_YOUR TASK_
Restate each of the lines below word for word and drop every picture.

_Items from a figure collection_
+---+
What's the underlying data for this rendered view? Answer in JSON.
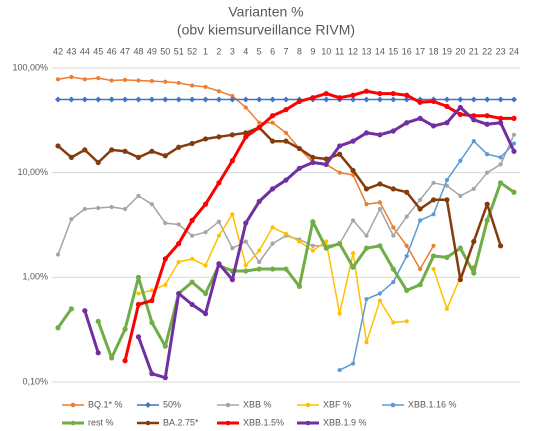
{
  "chart_data": {
    "type": "line",
    "title": "Varianten %",
    "subtitle": "(obv kiemsurveillance RIVM)",
    "categories": [
      "42",
      "43",
      "44",
      "45",
      "46",
      "47",
      "48",
      "49",
      "50",
      "51",
      "52",
      "1",
      "2",
      "3",
      "4",
      "5",
      "6",
      "7",
      "8",
      "9",
      "10",
      "11",
      "12",
      "13",
      "14",
      "15",
      "16",
      "17",
      "18",
      "19",
      "20",
      "21",
      "22",
      "23",
      "24"
    ],
    "log_scale": true,
    "grid": true,
    "legend": "bottom",
    "ylim": [
      0.1,
      100
    ],
    "yticks": [
      {
        "value": 0.1,
        "label": "0,10%"
      },
      {
        "value": 1,
        "label": "1,00%"
      },
      {
        "value": 10,
        "label": "10,00%"
      },
      {
        "value": 100,
        "label": "100,00%"
      }
    ],
    "series": [
      {
        "name": "BQ.1* %",
        "color": "#ed7d31",
        "line_width": 1.5,
        "marker": "circle",
        "values": [
          78,
          82,
          78,
          80,
          76,
          77,
          76,
          75,
          74,
          72,
          68,
          66,
          60,
          54,
          42,
          30,
          30,
          24,
          17,
          12.5,
          12,
          10,
          9.5,
          5,
          5.2,
          3,
          2,
          1.2,
          2.0,
          null,
          null,
          1.25,
          null,
          null,
          null
        ]
      },
      {
        "name": "50%",
        "color": "#4472c4",
        "line_width": 1.5,
        "marker": "diamond",
        "values": [
          50,
          50,
          50,
          50,
          50,
          50,
          50,
          50,
          50,
          50,
          50,
          50,
          50,
          50,
          50,
          50,
          50,
          50,
          50,
          50,
          50,
          50,
          50,
          50,
          50,
          50,
          50,
          50,
          50,
          50,
          50,
          50,
          50,
          50,
          50
        ]
      },
      {
        "name": "XBB %",
        "color": "#a5a5a5",
        "line_width": 1.5,
        "marker": "circle",
        "values": [
          1.65,
          3.6,
          4.5,
          4.6,
          4.7,
          4.5,
          6,
          5,
          3.3,
          3.2,
          2.5,
          2.7,
          3.4,
          1.9,
          2.2,
          1.4,
          2.1,
          2.5,
          2.3,
          2.0,
          2.0,
          2.1,
          3.5,
          2.5,
          4.5,
          2.5,
          3.8,
          5.5,
          8,
          7.5,
          6,
          7,
          10,
          12,
          23
        ]
      },
      {
        "name": "XBF %",
        "color": "#ffc000",
        "line_width": 1.5,
        "marker": "circle",
        "values": [
          null,
          null,
          null,
          null,
          null,
          null,
          0.7,
          0.75,
          0.85,
          1.4,
          1.5,
          1.3,
          2.5,
          4,
          1.3,
          1.8,
          3,
          2.6,
          2.2,
          1.8,
          2.2,
          0.45,
          1.7,
          0.24,
          0.6,
          0.37,
          0.38,
          null,
          1.2,
          0.5,
          1.0,
          null,
          null,
          null,
          null
        ]
      },
      {
        "name": "XBB.1.16 %",
        "color": "#5b9bd5",
        "line_width": 1.5,
        "marker": "circle",
        "values": [
          null,
          null,
          null,
          null,
          null,
          null,
          null,
          null,
          null,
          null,
          null,
          null,
          null,
          null,
          null,
          null,
          null,
          null,
          null,
          null,
          null,
          0.13,
          0.15,
          0.62,
          0.7,
          0.9,
          1.6,
          3.5,
          4,
          8.5,
          13,
          20,
          15,
          14,
          19
        ]
      },
      {
        "name": "rest %",
        "color": "#70ad47",
        "line_width": 3,
        "marker": "circle",
        "values": [
          0.33,
          0.5,
          null,
          0.38,
          0.17,
          0.32,
          1.0,
          0.37,
          0.22,
          0.7,
          0.9,
          0.7,
          1.3,
          1.15,
          1.15,
          1.2,
          1.2,
          1.2,
          0.82,
          3.4,
          1.9,
          2.1,
          1.25,
          1.9,
          2.0,
          1.2,
          0.75,
          0.85,
          1.6,
          1.55,
          1.9,
          1.1,
          3.5,
          8,
          6.5
        ]
      },
      {
        "name": "BA.2.75*",
        "color": "#843c0c",
        "line_width": 2.5,
        "marker": "circle",
        "values": [
          18,
          14,
          16.5,
          12.5,
          16.5,
          16,
          14,
          16,
          14.5,
          17.5,
          19,
          21,
          22,
          23,
          24,
          27,
          20,
          20,
          17,
          14,
          13.5,
          15,
          10.5,
          7,
          7.8,
          7,
          6.5,
          4.5,
          5.5,
          5.5,
          0.95,
          2.2,
          5,
          2,
          null
        ]
      },
      {
        "name": "XBB.1.5%",
        "color": "#ff0000",
        "line_width": 3,
        "marker": "circle",
        "values": [
          null,
          null,
          null,
          null,
          null,
          0.16,
          0.55,
          0.6,
          1.5,
          2.1,
          3.5,
          5,
          8,
          13,
          22,
          27,
          35,
          40,
          48,
          52,
          57,
          52,
          55,
          60,
          57,
          57,
          55,
          47,
          48,
          43,
          36,
          35,
          35,
          33,
          33
        ]
      },
      {
        "name": "XBB.1.9 %",
        "color": "#7030a0",
        "line_width": 3,
        "marker": "circle",
        "values": [
          null,
          null,
          0.48,
          0.19,
          null,
          null,
          0.27,
          0.12,
          0.11,
          0.7,
          0.55,
          0.45,
          1.35,
          0.95,
          3.3,
          5.3,
          7,
          8.5,
          11,
          12.5,
          12,
          18,
          20,
          24,
          23,
          25,
          30,
          33,
          28,
          30,
          42,
          32,
          29,
          30,
          16
        ]
      }
    ]
  }
}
+---+
_TASK SOLUTION_
What's the underlying data for this rendered view? Answer in JSON.
{
  "chart_data": {
    "type": "line",
    "title": "Varianten %",
    "subtitle": "(obv kiemsurveillance RIVM)",
    "categories": [
      "42",
      "43",
      "44",
      "45",
      "46",
      "47",
      "48",
      "49",
      "50",
      "51",
      "52",
      "1",
      "2",
      "3",
      "4",
      "5",
      "6",
      "7",
      "8",
      "9",
      "10",
      "11",
      "12",
      "13",
      "14",
      "15",
      "16",
      "17",
      "18",
      "19",
      "20",
      "21",
      "22",
      "23",
      "24"
    ],
    "log_scale": true,
    "grid": true,
    "legend": "bottom",
    "ylim": [
      0.1,
      100
    ],
    "yticks": [
      {
        "value": 0.1,
        "label": "0,10%"
      },
      {
        "value": 1,
        "label": "1,00%"
      },
      {
        "value": 10,
        "label": "10,00%"
      },
      {
        "value": 100,
        "label": "100,00%"
      }
    ],
    "series": [
      {
        "name": "BQ.1* %",
        "color": "#ed7d31",
        "line_width": 1.5,
        "marker": "circle",
        "values": [
          78,
          82,
          78,
          80,
          76,
          77,
          76,
          75,
          74,
          72,
          68,
          66,
          60,
          54,
          42,
          30,
          30,
          24,
          17,
          12.5,
          12,
          10,
          9.5,
          5,
          5.2,
          3,
          2,
          1.2,
          2.0,
          null,
          null,
          1.25,
          null,
          null,
          null
        ]
      },
      {
        "name": "50%",
        "color": "#4472c4",
        "line_width": 1.5,
        "marker": "diamond",
        "values": [
          50,
          50,
          50,
          50,
          50,
          50,
          50,
          50,
          50,
          50,
          50,
          50,
          50,
          50,
          50,
          50,
          50,
          50,
          50,
          50,
          50,
          50,
          50,
          50,
          50,
          50,
          50,
          50,
          50,
          50,
          50,
          50,
          50,
          50,
          50
        ]
      },
      {
        "name": "XBB %",
        "color": "#a5a5a5",
        "line_width": 1.5,
        "marker": "circle",
        "values": [
          1.65,
          3.6,
          4.5,
          4.6,
          4.7,
          4.5,
          6,
          5,
          3.3,
          3.2,
          2.5,
          2.7,
          3.4,
          1.9,
          2.2,
          1.4,
          2.1,
          2.5,
          2.3,
          2.0,
          2.0,
          2.1,
          3.5,
          2.5,
          4.5,
          2.5,
          3.8,
          5.5,
          8,
          7.5,
          6,
          7,
          10,
          12,
          23
        ]
      },
      {
        "name": "XBF %",
        "color": "#ffc000",
        "line_width": 1.5,
        "marker": "circle",
        "values": [
          null,
          null,
          null,
          null,
          null,
          null,
          0.7,
          0.75,
          0.85,
          1.4,
          1.5,
          1.3,
          2.5,
          4,
          1.3,
          1.8,
          3,
          2.6,
          2.2,
          1.8,
          2.2,
          0.45,
          1.7,
          0.24,
          0.6,
          0.37,
          0.38,
          null,
          1.2,
          0.5,
          1.0,
          null,
          null,
          null,
          null
        ]
      },
      {
        "name": "XBB.1.16 %",
        "color": "#5b9bd5",
        "line_width": 1.5,
        "marker": "circle",
        "values": [
          null,
          null,
          null,
          null,
          null,
          null,
          null,
          null,
          null,
          null,
          null,
          null,
          null,
          null,
          null,
          null,
          null,
          null,
          null,
          null,
          null,
          0.13,
          0.15,
          0.62,
          0.7,
          0.9,
          1.6,
          3.5,
          4,
          8.5,
          13,
          20,
          15,
          14,
          19
        ]
      },
      {
        "name": "rest %",
        "color": "#70ad47",
        "line_width": 3,
        "marker": "circle",
        "values": [
          0.33,
          0.5,
          null,
          0.38,
          0.17,
          0.32,
          1.0,
          0.37,
          0.22,
          0.7,
          0.9,
          0.7,
          1.3,
          1.15,
          1.15,
          1.2,
          1.2,
          1.2,
          0.82,
          3.4,
          1.9,
          2.1,
          1.25,
          1.9,
          2.0,
          1.2,
          0.75,
          0.85,
          1.6,
          1.55,
          1.9,
          1.1,
          3.5,
          8,
          6.5
        ]
      },
      {
        "name": "BA.2.75*",
        "color": "#843c0c",
        "line_width": 2.5,
        "marker": "circle",
        "values": [
          18,
          14,
          16.5,
          12.5,
          16.5,
          16,
          14,
          16,
          14.5,
          17.5,
          19,
          21,
          22,
          23,
          24,
          27,
          20,
          20,
          17,
          14,
          13.5,
          15,
          10.5,
          7,
          7.8,
          7,
          6.5,
          4.5,
          5.5,
          5.5,
          0.95,
          2.2,
          5,
          2,
          null
        ]
      },
      {
        "name": "XBB.1.5%",
        "color": "#ff0000",
        "line_width": 3,
        "marker": "circle",
        "values": [
          null,
          null,
          null,
          null,
          null,
          0.16,
          0.55,
          0.6,
          1.5,
          2.1,
          3.5,
          5,
          8,
          13,
          22,
          27,
          35,
          40,
          48,
          52,
          57,
          52,
          55,
          60,
          57,
          57,
          55,
          47,
          48,
          43,
          36,
          35,
          35,
          33,
          33
        ]
      },
      {
        "name": "XBB.1.9 %",
        "color": "#7030a0",
        "line_width": 3,
        "marker": "circle",
        "values": [
          null,
          null,
          0.48,
          0.19,
          null,
          null,
          0.27,
          0.12,
          0.11,
          0.7,
          0.55,
          0.45,
          1.35,
          0.95,
          3.3,
          5.3,
          7,
          8.5,
          11,
          12.5,
          12,
          18,
          20,
          24,
          23,
          25,
          30,
          33,
          28,
          30,
          42,
          32,
          29,
          30,
          16
        ]
      }
    ]
  }
}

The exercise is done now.